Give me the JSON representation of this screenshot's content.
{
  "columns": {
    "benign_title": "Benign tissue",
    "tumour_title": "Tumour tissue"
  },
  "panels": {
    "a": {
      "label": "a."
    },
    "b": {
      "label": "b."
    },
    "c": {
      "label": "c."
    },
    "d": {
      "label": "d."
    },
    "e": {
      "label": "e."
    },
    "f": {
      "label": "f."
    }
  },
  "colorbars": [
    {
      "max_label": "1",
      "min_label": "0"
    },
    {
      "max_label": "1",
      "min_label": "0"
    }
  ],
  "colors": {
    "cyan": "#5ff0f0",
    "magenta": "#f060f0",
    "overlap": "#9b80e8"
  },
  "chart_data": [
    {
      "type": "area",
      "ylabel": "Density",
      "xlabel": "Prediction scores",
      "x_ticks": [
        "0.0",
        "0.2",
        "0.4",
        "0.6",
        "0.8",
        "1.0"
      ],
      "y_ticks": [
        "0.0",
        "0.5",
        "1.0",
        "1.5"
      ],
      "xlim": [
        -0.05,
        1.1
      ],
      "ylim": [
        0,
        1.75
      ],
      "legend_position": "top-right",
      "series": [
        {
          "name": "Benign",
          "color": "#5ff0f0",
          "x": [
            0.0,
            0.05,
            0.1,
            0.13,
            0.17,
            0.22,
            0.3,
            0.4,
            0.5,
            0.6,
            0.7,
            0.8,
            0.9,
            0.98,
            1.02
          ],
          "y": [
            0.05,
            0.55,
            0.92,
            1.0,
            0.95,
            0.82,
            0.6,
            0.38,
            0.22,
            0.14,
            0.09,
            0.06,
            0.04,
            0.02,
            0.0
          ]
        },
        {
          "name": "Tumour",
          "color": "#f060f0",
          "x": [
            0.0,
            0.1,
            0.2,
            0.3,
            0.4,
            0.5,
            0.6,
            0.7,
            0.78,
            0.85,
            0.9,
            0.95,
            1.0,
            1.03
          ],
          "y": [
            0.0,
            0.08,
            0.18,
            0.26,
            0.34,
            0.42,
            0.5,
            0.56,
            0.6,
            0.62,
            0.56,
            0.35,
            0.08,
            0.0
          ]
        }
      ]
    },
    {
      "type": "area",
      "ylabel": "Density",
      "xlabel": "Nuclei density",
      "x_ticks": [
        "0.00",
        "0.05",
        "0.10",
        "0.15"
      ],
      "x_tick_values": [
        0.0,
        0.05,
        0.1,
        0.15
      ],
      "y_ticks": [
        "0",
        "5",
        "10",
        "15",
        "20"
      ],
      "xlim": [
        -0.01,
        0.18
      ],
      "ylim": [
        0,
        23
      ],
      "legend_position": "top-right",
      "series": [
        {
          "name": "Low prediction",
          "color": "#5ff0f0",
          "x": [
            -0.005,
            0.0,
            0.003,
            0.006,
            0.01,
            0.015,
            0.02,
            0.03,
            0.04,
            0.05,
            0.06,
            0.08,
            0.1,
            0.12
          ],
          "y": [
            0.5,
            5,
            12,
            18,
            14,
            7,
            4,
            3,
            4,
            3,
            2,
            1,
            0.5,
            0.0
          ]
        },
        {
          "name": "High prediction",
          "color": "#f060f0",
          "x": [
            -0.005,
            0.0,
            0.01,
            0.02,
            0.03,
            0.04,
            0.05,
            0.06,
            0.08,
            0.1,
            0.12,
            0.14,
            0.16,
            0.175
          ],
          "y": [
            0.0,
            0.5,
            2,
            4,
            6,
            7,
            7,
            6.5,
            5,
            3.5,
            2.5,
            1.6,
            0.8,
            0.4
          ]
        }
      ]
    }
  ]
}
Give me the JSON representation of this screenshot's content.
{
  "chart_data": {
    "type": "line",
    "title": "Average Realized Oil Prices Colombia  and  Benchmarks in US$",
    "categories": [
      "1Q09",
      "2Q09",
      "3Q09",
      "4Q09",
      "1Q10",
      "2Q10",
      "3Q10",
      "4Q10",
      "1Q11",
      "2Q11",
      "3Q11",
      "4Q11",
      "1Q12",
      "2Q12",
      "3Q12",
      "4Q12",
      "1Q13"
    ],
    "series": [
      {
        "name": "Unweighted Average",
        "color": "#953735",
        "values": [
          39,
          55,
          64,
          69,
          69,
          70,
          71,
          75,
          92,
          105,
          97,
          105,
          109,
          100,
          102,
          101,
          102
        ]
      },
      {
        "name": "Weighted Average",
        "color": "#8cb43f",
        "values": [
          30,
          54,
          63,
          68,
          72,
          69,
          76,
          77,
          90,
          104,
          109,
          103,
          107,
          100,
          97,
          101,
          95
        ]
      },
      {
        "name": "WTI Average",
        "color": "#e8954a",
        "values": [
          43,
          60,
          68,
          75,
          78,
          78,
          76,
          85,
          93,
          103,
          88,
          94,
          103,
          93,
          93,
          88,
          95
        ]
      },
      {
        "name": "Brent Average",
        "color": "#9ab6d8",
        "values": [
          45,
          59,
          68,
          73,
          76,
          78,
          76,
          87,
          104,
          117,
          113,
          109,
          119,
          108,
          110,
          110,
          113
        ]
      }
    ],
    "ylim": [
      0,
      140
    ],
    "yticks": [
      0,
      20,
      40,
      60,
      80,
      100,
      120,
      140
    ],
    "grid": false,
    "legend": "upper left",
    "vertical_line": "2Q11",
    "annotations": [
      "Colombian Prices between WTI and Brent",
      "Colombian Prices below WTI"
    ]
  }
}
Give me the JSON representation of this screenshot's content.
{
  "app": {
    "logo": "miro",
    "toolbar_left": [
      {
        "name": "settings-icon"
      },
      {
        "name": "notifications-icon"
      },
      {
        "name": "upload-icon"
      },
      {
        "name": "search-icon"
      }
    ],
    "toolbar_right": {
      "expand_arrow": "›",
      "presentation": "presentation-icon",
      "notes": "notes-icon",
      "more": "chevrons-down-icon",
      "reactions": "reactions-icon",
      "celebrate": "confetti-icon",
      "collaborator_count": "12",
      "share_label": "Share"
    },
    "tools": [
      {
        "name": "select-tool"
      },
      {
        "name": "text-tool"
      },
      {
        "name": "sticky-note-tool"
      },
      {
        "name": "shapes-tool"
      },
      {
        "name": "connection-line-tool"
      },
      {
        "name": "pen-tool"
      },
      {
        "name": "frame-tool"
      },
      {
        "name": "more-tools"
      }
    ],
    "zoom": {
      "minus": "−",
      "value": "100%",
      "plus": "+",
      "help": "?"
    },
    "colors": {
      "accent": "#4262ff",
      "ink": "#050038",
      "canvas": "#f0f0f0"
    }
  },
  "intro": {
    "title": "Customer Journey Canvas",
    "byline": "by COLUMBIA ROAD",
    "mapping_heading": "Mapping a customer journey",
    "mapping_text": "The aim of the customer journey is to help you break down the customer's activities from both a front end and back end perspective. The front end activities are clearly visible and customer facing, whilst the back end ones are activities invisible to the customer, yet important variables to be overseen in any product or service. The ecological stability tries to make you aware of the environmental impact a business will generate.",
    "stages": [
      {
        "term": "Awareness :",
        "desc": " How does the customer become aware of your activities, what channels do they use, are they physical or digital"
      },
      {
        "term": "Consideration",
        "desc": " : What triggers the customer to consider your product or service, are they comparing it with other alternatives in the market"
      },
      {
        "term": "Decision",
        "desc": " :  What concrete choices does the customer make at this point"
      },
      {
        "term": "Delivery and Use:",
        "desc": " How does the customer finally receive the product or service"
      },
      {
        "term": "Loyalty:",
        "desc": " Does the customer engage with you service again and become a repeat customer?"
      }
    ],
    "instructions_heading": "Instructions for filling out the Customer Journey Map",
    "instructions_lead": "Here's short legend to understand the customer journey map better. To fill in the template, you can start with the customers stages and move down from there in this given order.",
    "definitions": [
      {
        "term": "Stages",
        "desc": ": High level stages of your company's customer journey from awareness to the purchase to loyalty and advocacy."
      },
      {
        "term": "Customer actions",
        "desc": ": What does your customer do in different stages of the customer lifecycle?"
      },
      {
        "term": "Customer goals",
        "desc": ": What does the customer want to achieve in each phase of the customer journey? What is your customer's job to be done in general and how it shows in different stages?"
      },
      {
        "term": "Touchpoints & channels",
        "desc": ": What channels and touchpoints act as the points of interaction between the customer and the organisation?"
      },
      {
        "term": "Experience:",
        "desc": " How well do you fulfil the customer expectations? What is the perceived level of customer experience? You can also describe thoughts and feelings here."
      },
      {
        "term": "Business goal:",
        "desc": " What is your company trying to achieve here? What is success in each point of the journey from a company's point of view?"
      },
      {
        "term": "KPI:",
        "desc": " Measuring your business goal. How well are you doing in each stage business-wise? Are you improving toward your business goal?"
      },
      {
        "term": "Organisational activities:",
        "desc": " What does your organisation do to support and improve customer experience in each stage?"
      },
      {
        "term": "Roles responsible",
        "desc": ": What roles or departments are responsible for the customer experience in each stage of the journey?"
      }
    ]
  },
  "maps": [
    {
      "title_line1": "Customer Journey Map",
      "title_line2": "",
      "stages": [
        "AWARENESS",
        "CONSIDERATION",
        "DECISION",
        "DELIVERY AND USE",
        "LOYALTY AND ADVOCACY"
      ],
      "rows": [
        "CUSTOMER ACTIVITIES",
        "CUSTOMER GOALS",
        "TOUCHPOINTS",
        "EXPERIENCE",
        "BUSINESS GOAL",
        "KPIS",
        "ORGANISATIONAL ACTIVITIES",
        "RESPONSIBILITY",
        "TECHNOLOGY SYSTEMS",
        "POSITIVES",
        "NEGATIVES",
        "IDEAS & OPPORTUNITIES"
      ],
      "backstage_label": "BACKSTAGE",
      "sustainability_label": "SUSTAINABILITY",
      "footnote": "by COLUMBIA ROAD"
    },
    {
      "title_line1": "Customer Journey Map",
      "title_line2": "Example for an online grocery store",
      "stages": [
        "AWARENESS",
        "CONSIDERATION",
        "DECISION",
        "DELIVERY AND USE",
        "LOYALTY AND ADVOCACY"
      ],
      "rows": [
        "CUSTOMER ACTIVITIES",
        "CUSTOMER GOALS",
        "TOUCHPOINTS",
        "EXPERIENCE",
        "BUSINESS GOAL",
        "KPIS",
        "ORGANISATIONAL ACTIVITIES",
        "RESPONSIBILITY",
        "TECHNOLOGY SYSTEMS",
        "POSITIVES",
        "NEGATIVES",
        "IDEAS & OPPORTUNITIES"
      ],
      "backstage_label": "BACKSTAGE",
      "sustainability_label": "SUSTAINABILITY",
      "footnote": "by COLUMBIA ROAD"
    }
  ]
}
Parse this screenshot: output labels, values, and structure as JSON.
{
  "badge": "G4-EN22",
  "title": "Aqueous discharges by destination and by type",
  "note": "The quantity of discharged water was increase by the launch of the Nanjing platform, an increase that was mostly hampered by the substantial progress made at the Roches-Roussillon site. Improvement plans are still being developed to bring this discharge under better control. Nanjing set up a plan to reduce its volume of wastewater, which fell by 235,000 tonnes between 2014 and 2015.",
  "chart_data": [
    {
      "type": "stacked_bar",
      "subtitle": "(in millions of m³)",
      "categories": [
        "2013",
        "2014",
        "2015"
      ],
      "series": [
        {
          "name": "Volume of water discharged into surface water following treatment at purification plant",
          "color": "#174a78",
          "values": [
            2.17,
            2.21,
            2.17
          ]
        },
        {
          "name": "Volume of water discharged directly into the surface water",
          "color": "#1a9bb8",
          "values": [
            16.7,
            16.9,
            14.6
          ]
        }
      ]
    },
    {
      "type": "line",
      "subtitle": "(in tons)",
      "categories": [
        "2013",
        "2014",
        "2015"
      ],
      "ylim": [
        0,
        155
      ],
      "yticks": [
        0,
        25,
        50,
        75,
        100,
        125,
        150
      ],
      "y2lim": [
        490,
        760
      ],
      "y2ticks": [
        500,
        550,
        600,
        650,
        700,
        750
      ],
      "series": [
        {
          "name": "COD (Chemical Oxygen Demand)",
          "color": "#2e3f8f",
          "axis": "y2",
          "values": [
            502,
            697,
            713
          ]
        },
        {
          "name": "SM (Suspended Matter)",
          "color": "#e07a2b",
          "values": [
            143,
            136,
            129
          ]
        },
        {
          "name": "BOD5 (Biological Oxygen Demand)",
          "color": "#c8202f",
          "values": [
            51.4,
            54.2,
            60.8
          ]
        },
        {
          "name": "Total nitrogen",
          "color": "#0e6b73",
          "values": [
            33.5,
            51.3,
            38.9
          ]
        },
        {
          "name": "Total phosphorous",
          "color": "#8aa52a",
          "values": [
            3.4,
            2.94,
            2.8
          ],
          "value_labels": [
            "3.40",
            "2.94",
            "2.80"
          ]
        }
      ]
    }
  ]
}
┄┄┄┄┄┄┄┄┄┄┄┄┄┄┄┄┄┄┄┄
From the material above, gather all lines that include the string "Tumour" and copy them.

    "tumour_title": "Tumour tissue"
          "name": "Tumour",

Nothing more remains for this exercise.